Copy out all lines that hold "Total".

• RECORD EXTRACTS
_ _ _ _

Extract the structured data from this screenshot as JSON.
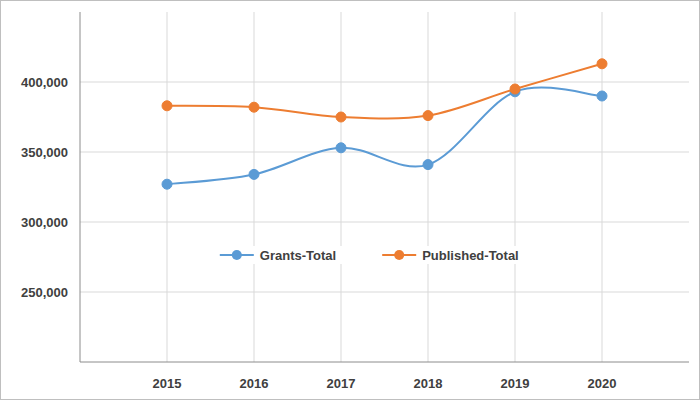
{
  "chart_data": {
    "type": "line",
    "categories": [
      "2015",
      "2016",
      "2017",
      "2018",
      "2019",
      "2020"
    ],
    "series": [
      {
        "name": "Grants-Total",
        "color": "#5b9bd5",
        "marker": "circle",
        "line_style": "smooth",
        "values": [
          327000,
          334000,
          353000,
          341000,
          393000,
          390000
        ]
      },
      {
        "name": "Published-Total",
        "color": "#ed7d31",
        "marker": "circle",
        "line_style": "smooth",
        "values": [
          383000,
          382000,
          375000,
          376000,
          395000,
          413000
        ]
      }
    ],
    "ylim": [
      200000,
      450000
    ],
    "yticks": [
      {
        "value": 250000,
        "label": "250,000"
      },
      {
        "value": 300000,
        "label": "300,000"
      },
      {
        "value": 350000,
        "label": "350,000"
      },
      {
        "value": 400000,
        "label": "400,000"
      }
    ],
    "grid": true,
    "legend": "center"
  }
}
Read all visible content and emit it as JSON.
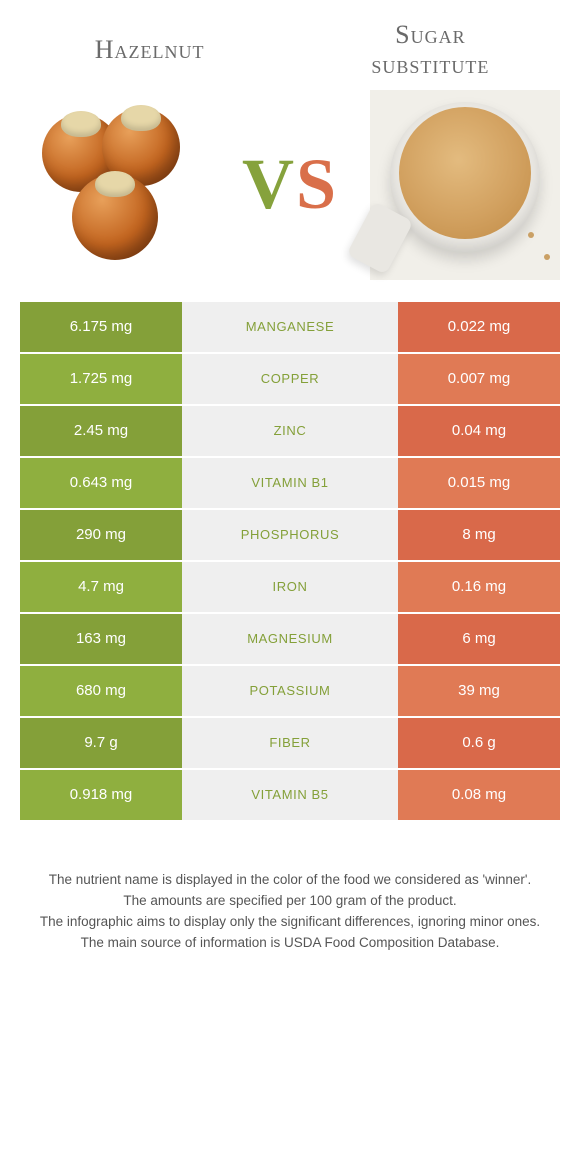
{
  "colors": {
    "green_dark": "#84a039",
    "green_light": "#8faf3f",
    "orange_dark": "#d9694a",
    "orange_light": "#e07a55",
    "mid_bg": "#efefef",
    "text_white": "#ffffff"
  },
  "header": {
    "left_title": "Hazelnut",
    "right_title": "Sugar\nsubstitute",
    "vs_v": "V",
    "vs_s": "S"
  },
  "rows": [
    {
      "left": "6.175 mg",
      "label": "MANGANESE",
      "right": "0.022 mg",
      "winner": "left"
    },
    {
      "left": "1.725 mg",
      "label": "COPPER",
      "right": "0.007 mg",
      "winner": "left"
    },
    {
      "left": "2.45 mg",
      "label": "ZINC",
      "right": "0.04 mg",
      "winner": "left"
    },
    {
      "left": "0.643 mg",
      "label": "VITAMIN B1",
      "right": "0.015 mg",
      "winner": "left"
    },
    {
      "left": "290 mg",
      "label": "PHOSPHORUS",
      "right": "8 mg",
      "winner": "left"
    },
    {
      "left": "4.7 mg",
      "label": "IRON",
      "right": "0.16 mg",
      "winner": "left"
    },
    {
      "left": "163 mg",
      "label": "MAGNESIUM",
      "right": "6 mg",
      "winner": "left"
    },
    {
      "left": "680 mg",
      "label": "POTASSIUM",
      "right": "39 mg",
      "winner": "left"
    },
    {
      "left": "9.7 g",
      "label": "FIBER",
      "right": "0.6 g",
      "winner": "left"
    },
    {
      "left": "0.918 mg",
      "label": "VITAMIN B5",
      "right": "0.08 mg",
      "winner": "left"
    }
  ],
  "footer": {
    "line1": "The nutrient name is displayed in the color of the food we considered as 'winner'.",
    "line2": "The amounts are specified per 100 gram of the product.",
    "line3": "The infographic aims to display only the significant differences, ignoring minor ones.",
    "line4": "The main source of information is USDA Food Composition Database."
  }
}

_ _ _ _

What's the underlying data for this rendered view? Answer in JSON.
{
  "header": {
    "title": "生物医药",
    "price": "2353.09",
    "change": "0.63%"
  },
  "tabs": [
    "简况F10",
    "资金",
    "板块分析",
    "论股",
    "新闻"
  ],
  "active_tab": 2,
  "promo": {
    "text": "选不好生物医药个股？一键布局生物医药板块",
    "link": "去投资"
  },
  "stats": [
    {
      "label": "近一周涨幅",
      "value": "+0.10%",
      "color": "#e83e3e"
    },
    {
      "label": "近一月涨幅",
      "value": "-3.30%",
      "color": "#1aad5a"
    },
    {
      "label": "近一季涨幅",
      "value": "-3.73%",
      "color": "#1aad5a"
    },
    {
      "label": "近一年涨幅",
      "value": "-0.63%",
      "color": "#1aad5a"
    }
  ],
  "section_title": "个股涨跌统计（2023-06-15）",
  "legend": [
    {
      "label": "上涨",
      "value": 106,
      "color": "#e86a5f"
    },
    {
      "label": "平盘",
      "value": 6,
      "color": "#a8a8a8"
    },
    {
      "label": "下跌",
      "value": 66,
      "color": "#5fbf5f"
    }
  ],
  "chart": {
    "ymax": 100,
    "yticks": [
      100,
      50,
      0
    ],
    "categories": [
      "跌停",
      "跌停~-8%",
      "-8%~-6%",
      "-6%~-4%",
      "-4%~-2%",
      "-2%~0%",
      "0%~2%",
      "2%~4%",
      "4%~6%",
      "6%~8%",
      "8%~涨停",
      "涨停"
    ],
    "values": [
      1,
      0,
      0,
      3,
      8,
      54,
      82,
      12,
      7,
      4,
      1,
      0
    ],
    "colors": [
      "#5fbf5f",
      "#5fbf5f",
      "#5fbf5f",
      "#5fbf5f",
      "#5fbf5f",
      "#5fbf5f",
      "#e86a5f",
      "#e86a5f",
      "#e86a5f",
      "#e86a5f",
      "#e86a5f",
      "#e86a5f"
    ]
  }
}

_ _ _ _

• WRITTEN SOLUTION
        "name": "Grants-Total",
        "name": "Published-Total",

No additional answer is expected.